GIVEN TASK ▸
Copy the lines of the data exactly, starting from the line with "business-unit-label: Business Unit" up to and including the line with "document-date-label: Document Date".

--- Start of RECORDS TO USE ---

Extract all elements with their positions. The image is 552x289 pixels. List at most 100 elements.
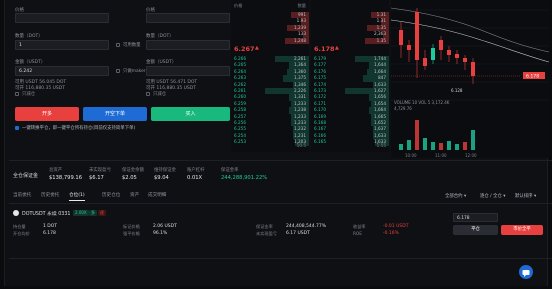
- left-price-input[interactable]: [15, 13, 109, 23]
- filter-select[interactable]: 全部合约 ▾: [445, 193, 466, 199]
- tab-item[interactable]: 历史仓位: [102, 192, 120, 198]
- candle-body: [463, 58, 467, 62]
- candle-body: [415, 12, 419, 60]
- volume-bar: [423, 138, 427, 150]
- candle-body: [455, 54, 459, 58]
- right-reduce-label: 只减仓: [153, 92, 167, 97]
- ask-size: 1.93: [296, 18, 306, 24]
- position-symbol[interactable]: DOTUSDT 永续 0331: [22, 210, 70, 217]
- bid-size: 2,226: [294, 88, 306, 93]
- filter-select[interactable]: 默认排序 ▾: [515, 193, 536, 199]
- low-tag: 6.128: [451, 88, 463, 93]
- bid-price: 6.175: [314, 75, 326, 81]
- bid-size: 1,644: [374, 62, 386, 68]
- bid-price: 6.169: [314, 113, 326, 119]
- bid-size: 1,346: [294, 81, 306, 87]
- book-footer: 10.5: [296, 143, 306, 148]
- right-amount-input[interactable]: [146, 66, 230, 76]
- green-action-button[interactable]: 买入: [151, 107, 230, 121]
- account-item-value: $9.04: [154, 175, 169, 181]
- right-price-input[interactable]: [146, 13, 230, 23]
- close-price-input[interactable]: 6.178: [453, 213, 498, 222]
- bid-size: 847: [378, 75, 386, 81]
- ask-size: 1.31: [376, 12, 386, 17]
- account-item-value: $6.17: [89, 175, 104, 181]
- open-short-button[interactable]: 开空下单: [83, 107, 147, 121]
- position-field-value: 6.178: [43, 231, 56, 236]
- note-checkbox[interactable]: [15, 126, 19, 130]
- candle-body: [447, 50, 451, 55]
- bid-price: 6.255: [234, 126, 246, 132]
- position-field-value: 1 DOT: [43, 224, 58, 229]
- position-field-value: 244,408,544.77%: [286, 224, 327, 229]
- bid-size: 1,364: [294, 62, 306, 68]
- candle-body: [423, 58, 427, 66]
- bid-price: 6.261: [234, 88, 246, 93]
- tab-item[interactable]: 当前委托: [13, 192, 31, 198]
- volume-bar: [439, 143, 443, 150]
- bid-size: 1,331: [294, 94, 306, 100]
- bid-price: 6.260: [234, 94, 246, 100]
- volume-bar: [431, 142, 435, 150]
- position-field-label: ROE: [353, 231, 362, 236]
- filter-select[interactable]: 逐仓 / 全仓 ▾: [480, 193, 505, 199]
- bid-price: 6.177: [314, 62, 326, 68]
- x-tick: 12:00: [465, 153, 477, 158]
- ask-size: 1.35: [376, 37, 386, 43]
- account-item-label: 保证金率: [221, 168, 239, 173]
- market-close-button[interactable]: 市价全平: [501, 225, 543, 235]
- bid-size: 1,633: [374, 81, 386, 87]
- candle-body: [399, 30, 403, 45]
- ask-row[interactable]: 1,248: [231, 37, 309, 44]
- position-field-label: 收益率: [353, 224, 366, 229]
- tab-item[interactable]: 仓位(1): [69, 192, 85, 201]
- divider-tabs: [9, 203, 552, 204]
- trading-panel: 价格 价格 数量（DOT） 1 可用数量 数量（DOT） 金额（USDT） 6.…: [4, 0, 552, 286]
- bid-size: 1,232: [294, 126, 306, 132]
- right-qty-input[interactable]: [146, 40, 230, 50]
- left-qty-input[interactable]: 1: [15, 40, 109, 50]
- account-item-value: $2.05: [122, 175, 137, 181]
- right-qty-label: 数量（DOT）: [146, 34, 174, 39]
- volume-bar: [471, 130, 475, 150]
- kline-chart[interactable]: 6.178 6.128 VOLUME 10 VOL 5 3,172.4K 4,729.…: [391, 0, 549, 158]
- ask-size: 2,363: [374, 31, 386, 37]
- close-button[interactable]: 平仓: [453, 225, 498, 235]
- left-maker-checkbox[interactable]: [116, 69, 120, 73]
- account-item-value: $138,799.16: [49, 175, 83, 181]
- bid-price: 6.263: [234, 75, 246, 81]
- bid-price: 6.168: [314, 120, 326, 125]
- bid-price: 6.265: [234, 62, 246, 68]
- buy-long-button[interactable]: 开多: [15, 107, 79, 121]
- tab-item[interactable]: 成交明细: [148, 192, 166, 198]
- left-qty-check-label: 可用数量: [123, 43, 141, 48]
- bid-size: 1,633: [374, 132, 386, 138]
- tab-item[interactable]: 历史委托: [41, 192, 59, 198]
- left-amount-input[interactable]: 6.242: [15, 66, 109, 76]
- account-item-label: 总资产: [49, 168, 63, 173]
- ask-size: 133: [298, 31, 306, 37]
- position-field-value: 96.1%: [153, 231, 168, 236]
- ask-row[interactable]: 1.35: [311, 37, 389, 44]
- bid-price: 6.262: [234, 81, 246, 87]
- bid-size: 1,664: [374, 68, 386, 74]
- position-field-label: 强平价格: [123, 231, 140, 236]
- right-reduce-checkbox[interactable]: [146, 92, 150, 96]
- left-qty-checkbox[interactable]: [116, 43, 120, 47]
- bid-price: 6.256: [234, 120, 246, 125]
- left-reduce-checkbox[interactable]: [15, 92, 19, 96]
- bid-price: 6.167: [314, 126, 326, 132]
- dot-coin-icon: [13, 210, 19, 216]
- left-qty-label: 数量（DOT）: [15, 34, 43, 39]
- tab-item[interactable]: 资产: [130, 192, 139, 198]
- divider-top: [9, 160, 552, 161]
- account-title: 全仓保证金: [13, 173, 39, 179]
- volume-bar: [399, 144, 403, 150]
- position-field-value: 2.06 USDT: [153, 224, 177, 229]
- volume-label: VOLUME 10 VOL 5 3,172.4K: [394, 100, 450, 105]
- volume-bar: [455, 144, 459, 150]
- chat-support-button[interactable]: [519, 265, 533, 279]
- position-field-label: 开仓均价: [13, 231, 30, 236]
- bid-price: 6.253: [234, 139, 246, 145]
- bid-price: 6.259: [234, 100, 246, 106]
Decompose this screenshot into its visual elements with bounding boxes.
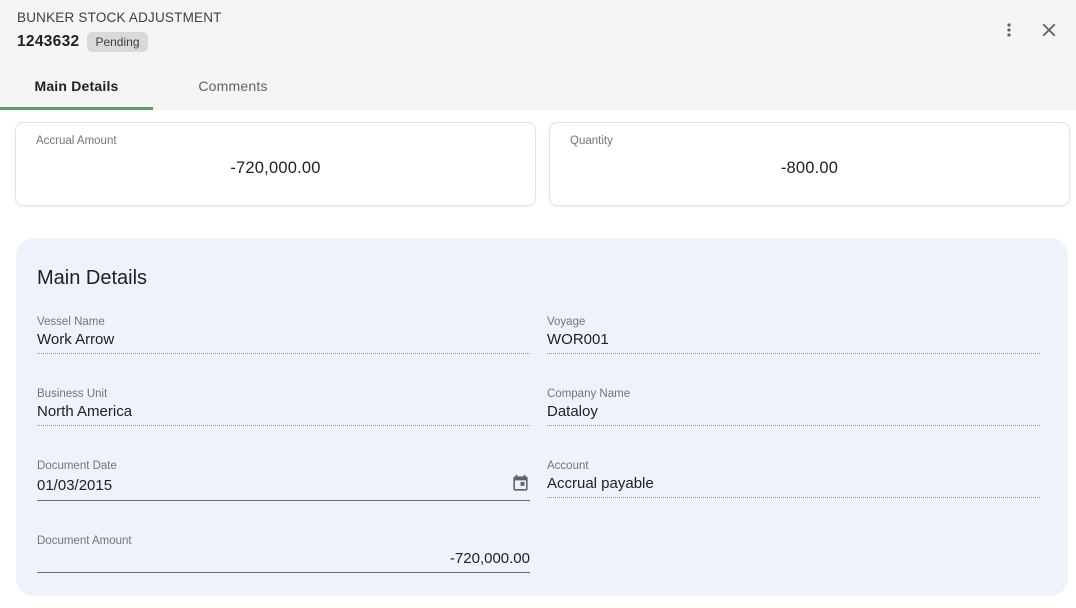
business-unit-label: Business Unit <box>37 388 530 400</box>
field-business-unit: Business Unit North America <box>37 388 530 426</box>
section-title: Main Details <box>37 267 1040 290</box>
company-name-label: Company Name <box>547 388 1040 400</box>
field-account: Account Accrual payable <box>547 460 1040 501</box>
voyage-label: Voyage <box>547 316 1040 328</box>
account-label: Account <box>547 460 1040 472</box>
vessel-name-label: Vessel Name <box>37 316 530 328</box>
tab-main-details-label: Main Details <box>34 78 118 94</box>
active-tab-indicator <box>0 107 153 110</box>
status-badge: Pending <box>87 32 147 52</box>
vessel-name-value: Work Arrow <box>37 331 114 348</box>
quantity-label: Quantity <box>570 135 1049 147</box>
field-grid: Vessel Name Work Arrow Voyage WOR001 Bus… <box>37 316 1040 573</box>
more-options-button[interactable] <box>996 17 1022 43</box>
bunker-stock-adjustment-dialog: BUNKER STOCK ADJUSTMENT 1243632 Pending … <box>0 0 1076 608</box>
tab-comments-label: Comments <box>198 78 267 94</box>
field-company-name: Company Name Dataloy <box>547 388 1040 426</box>
accrual-amount-label: Accrual Amount <box>36 135 515 147</box>
document-amount-label: Document Amount <box>37 535 530 547</box>
field-document-amount: Document Amount <box>37 535 530 573</box>
voyage-value: WOR001 <box>547 331 609 348</box>
document-amount-input[interactable] <box>37 550 530 567</box>
tab-main-details[interactable]: Main Details <box>0 62 153 110</box>
accrual-amount-value: -720,000.00 <box>36 159 515 178</box>
field-document-date: Document Date <box>37 460 530 501</box>
accrual-amount-card: Accrual Amount -720,000.00 <box>15 122 536 206</box>
document-date-label: Document Date <box>37 460 530 472</box>
account-value: Accrual payable <box>547 475 654 492</box>
close-button[interactable] <box>1036 17 1062 43</box>
kebab-menu-icon <box>999 20 1019 40</box>
quantity-value: -800.00 <box>570 159 1049 178</box>
calendar-icon <box>511 474 530 496</box>
dialog-title: BUNKER STOCK ADJUSTMENT <box>17 10 1060 25</box>
tabbar: Main Details Comments <box>0 62 313 110</box>
tab-comments[interactable]: Comments <box>153 62 313 110</box>
main-details-section: Main Details Vessel Name Work Arrow Voya… <box>16 238 1068 596</box>
field-vessel-name: Vessel Name Work Arrow <box>37 316 530 354</box>
document-id: 1243632 <box>17 33 79 51</box>
field-voyage: Voyage WOR001 <box>547 316 1040 354</box>
document-date-input[interactable] <box>37 477 510 494</box>
document-date-picker-button[interactable] <box>510 475 530 495</box>
company-name-value: Dataloy <box>547 403 598 420</box>
quantity-card: Quantity -800.00 <box>549 122 1070 206</box>
business-unit-value: North America <box>37 403 132 420</box>
dialog-header: BUNKER STOCK ADJUSTMENT 1243632 Pending … <box>0 0 1076 110</box>
close-icon <box>1038 19 1060 41</box>
summary-cards-row: Accrual Amount -720,000.00 Quantity -800… <box>15 122 1070 206</box>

--- End of RECORDS TO USE ---

THE COMPLETED TASK ▸
business-unit-label: Business Unit <box>37 388 530 400</box>
field-business-unit: Business Unit North America <box>37 388 530 426</box>
section-title: Main Details <box>37 267 1040 290</box>
company-name-label: Company Name <box>547 388 1040 400</box>
field-account: Account Accrual payable <box>547 460 1040 501</box>
voyage-label: Voyage <box>547 316 1040 328</box>
account-label: Account <box>547 460 1040 472</box>
vessel-name-label: Vessel Name <box>37 316 530 328</box>
tab-main-details-label: Main Details <box>34 78 118 94</box>
active-tab-indicator <box>0 107 153 110</box>
status-badge: Pending <box>87 32 147 52</box>
vessel-name-value: Work Arrow <box>37 331 114 348</box>
quantity-label: Quantity <box>570 135 1049 147</box>
field-grid: Vessel Name Work Arrow Voyage WOR001 Bus… <box>37 316 1040 573</box>
more-options-button[interactable] <box>996 17 1022 43</box>
bunker-stock-adjustment-dialog: BUNKER STOCK ADJUSTMENT 1243632 Pending … <box>0 0 1076 608</box>
tab-comments-label: Comments <box>198 78 267 94</box>
field-company-name: Company Name Dataloy <box>547 388 1040 426</box>
accrual-amount-label: Accrual Amount <box>36 135 515 147</box>
document-amount-label: Document Amount <box>37 535 530 547</box>
field-document-amount: Document Amount <box>37 535 530 573</box>
voyage-value: WOR001 <box>547 331 609 348</box>
document-amount-input[interactable] <box>37 550 530 567</box>
tab-main-details[interactable]: Main Details <box>0 62 153 110</box>
accrual-amount-value: -720,000.00 <box>36 159 515 178</box>
field-document-date: Document Date <box>37 460 530 501</box>
accrual-amount-card: Accrual Amount -720,000.00 <box>15 122 536 206</box>
document-date-label: Document Date <box>37 460 530 472</box>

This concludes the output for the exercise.